• _SUPPLIED RECORDS_:
━━━━━━━━━━━━━━━━━━━━
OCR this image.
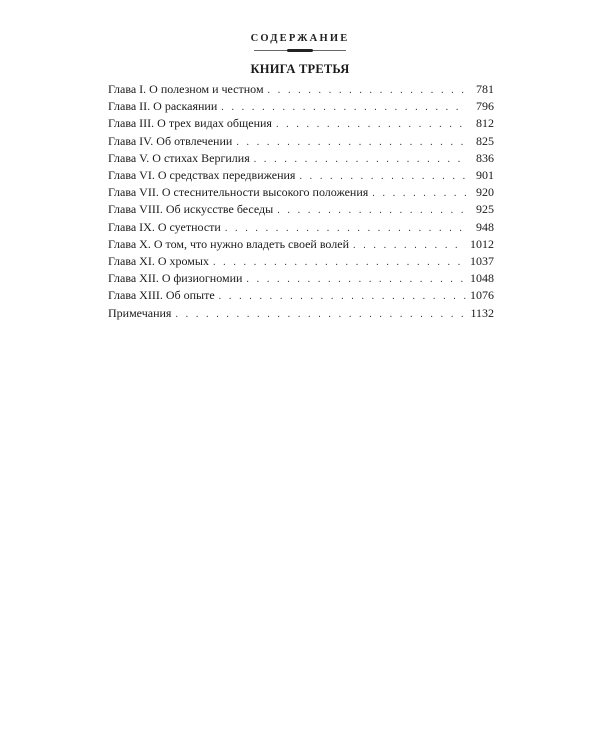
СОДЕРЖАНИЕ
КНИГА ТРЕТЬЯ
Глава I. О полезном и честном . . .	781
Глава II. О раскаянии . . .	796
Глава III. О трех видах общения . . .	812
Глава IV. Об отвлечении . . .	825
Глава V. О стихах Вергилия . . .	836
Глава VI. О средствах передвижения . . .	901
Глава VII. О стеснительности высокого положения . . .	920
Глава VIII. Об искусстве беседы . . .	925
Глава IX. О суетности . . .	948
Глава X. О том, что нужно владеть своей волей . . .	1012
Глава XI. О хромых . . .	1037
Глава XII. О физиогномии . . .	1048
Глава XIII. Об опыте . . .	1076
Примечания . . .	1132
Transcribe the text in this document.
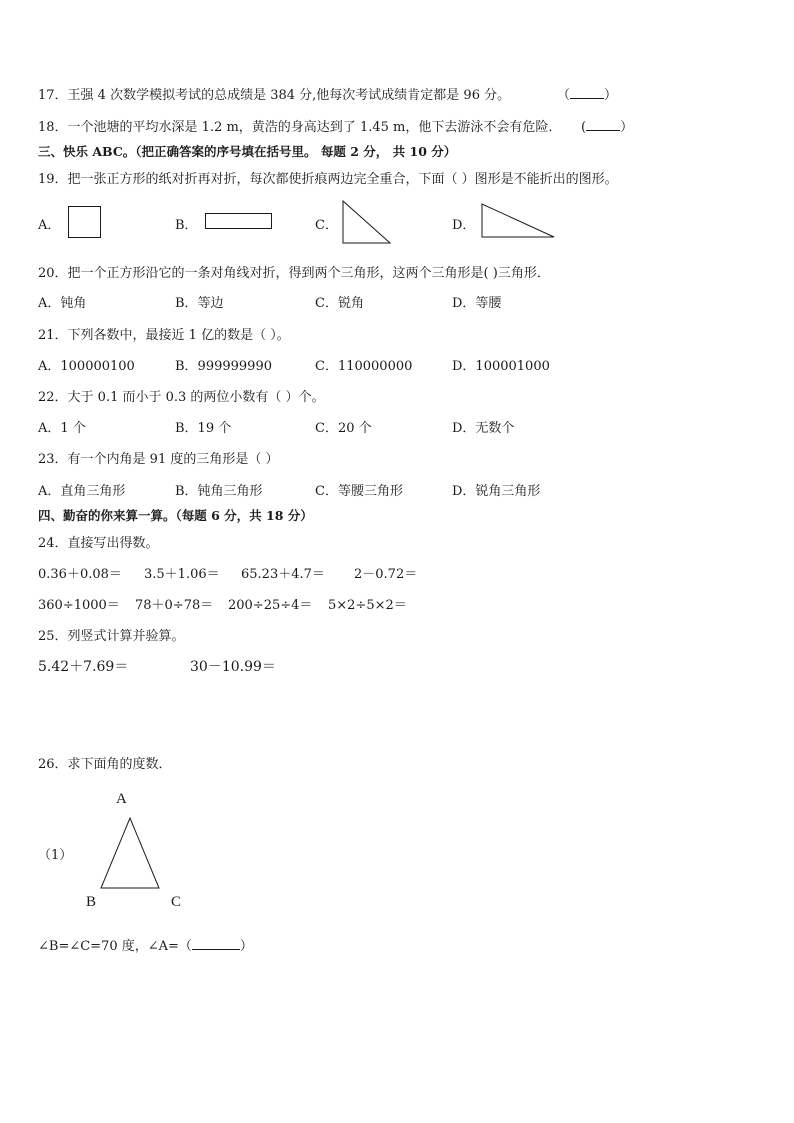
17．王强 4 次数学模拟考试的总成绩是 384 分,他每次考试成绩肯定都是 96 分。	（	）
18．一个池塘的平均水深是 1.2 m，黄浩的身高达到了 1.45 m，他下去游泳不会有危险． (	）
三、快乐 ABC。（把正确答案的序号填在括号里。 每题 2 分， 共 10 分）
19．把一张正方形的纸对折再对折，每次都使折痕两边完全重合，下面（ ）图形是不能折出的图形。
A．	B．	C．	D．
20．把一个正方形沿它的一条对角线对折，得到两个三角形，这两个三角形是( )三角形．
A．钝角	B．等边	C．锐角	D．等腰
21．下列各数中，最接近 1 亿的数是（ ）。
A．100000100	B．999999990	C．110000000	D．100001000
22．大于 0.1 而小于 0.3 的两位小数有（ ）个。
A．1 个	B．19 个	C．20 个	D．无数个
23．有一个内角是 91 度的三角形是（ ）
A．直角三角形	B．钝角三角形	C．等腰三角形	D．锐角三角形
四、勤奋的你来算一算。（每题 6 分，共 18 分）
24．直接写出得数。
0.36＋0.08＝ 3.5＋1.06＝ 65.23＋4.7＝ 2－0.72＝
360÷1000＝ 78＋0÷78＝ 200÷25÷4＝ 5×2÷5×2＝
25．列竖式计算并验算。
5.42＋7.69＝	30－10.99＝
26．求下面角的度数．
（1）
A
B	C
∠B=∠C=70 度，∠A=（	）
━━━━━━━━━━━━━━━━━━━━
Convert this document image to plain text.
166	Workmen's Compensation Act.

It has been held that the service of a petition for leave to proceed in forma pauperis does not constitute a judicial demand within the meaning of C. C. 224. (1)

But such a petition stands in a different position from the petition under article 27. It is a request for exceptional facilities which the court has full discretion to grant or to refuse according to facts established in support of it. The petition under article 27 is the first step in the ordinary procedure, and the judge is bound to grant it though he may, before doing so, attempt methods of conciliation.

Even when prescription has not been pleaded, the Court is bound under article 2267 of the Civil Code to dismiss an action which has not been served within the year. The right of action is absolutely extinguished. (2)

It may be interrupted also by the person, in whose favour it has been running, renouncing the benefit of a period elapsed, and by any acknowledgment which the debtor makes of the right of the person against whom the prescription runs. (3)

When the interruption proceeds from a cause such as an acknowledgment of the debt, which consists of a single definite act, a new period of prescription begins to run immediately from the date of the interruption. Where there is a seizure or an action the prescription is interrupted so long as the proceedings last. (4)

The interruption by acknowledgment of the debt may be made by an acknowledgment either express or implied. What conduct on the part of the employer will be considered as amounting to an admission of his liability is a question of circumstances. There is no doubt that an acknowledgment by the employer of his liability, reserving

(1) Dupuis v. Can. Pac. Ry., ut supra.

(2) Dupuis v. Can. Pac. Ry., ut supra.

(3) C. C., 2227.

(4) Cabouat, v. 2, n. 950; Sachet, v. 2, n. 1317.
━━━━━━━━━━━━━━━━━━━━
Each line above that includes "petition" should be shown.

• _FULL ANSWER_:
It has been held that the service of a petition for leave to proceed in forma pauperis does not constitute a judicial demand within the meaning of C. C. 224. (1)
But such a petition stands in a different position from the petition under article 27. It is a request for exceptional facilities which the court has full discretion to grant or to refuse according to facts established in support of it. The petition under article 27 is the first step in the ordinary procedure, and the judge is bound to grant it though he may, before doing so, attempt methods of conciliation.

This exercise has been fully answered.